> _Brief_
Please count the lines in the listing below where the word "this" appears. Give the number only.

> _Records for the exercise_
= = = = = = =
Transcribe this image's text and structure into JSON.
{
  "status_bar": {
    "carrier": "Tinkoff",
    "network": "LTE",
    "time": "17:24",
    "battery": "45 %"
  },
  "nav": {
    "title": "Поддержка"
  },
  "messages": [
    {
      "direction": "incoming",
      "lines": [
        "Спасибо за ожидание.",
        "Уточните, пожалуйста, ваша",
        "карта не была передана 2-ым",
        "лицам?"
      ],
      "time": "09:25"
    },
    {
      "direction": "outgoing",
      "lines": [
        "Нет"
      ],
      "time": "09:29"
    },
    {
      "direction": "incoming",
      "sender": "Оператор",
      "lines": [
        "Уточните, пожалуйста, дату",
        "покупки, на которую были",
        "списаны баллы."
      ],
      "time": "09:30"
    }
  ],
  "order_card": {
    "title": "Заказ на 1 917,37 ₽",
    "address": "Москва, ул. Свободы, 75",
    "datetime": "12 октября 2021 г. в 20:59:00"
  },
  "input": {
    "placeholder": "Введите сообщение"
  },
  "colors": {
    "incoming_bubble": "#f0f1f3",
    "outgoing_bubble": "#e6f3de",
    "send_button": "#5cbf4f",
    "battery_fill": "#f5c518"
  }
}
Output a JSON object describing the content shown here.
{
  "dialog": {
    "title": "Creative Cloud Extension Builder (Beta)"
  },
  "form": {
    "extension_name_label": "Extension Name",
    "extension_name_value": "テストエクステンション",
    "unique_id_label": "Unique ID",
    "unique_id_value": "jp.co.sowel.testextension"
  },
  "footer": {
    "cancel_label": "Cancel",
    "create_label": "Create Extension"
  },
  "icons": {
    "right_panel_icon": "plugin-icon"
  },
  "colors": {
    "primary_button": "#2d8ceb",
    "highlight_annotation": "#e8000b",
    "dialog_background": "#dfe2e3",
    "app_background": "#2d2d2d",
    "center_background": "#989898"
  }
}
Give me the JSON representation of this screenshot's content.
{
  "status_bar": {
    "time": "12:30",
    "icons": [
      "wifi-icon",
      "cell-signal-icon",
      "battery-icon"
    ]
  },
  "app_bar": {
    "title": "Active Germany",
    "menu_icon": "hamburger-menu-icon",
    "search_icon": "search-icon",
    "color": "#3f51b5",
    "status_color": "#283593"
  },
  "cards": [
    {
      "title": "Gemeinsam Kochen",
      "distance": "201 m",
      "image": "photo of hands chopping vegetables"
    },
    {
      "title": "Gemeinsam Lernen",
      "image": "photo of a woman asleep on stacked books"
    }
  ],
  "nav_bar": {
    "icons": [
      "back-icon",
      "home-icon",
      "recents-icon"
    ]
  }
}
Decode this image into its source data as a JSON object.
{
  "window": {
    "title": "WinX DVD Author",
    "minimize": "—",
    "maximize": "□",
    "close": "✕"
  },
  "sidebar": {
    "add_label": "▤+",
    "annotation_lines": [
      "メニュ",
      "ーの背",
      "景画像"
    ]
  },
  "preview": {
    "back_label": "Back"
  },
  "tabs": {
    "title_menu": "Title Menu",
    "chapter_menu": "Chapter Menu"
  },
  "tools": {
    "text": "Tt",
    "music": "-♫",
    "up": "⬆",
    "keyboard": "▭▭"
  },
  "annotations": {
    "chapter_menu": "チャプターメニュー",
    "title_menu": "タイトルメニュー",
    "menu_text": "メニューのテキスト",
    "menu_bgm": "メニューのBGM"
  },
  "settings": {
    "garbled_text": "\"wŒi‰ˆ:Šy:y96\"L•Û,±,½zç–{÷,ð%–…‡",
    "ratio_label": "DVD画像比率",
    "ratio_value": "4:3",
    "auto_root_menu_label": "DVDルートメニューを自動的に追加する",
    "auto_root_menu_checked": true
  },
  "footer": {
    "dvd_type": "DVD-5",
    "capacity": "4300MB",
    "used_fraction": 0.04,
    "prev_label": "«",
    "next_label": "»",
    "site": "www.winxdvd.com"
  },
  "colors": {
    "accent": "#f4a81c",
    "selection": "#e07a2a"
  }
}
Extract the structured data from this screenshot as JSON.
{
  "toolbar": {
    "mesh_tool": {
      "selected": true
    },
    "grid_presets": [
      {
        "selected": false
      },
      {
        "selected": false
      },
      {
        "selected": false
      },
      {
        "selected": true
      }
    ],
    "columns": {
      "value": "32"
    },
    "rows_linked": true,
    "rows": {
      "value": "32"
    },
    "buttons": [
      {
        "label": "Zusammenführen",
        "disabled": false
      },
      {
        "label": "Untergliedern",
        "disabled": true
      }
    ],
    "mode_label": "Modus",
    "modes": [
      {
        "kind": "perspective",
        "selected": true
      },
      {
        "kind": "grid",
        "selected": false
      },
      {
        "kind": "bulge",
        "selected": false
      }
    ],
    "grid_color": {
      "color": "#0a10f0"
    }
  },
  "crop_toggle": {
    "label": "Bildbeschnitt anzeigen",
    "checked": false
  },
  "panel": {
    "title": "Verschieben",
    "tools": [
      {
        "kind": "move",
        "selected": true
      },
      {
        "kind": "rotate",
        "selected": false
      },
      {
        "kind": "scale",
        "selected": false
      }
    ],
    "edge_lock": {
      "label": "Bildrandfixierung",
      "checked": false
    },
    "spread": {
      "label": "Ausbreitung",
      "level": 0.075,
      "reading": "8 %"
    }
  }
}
= = = = = = =
> _Right answer_
4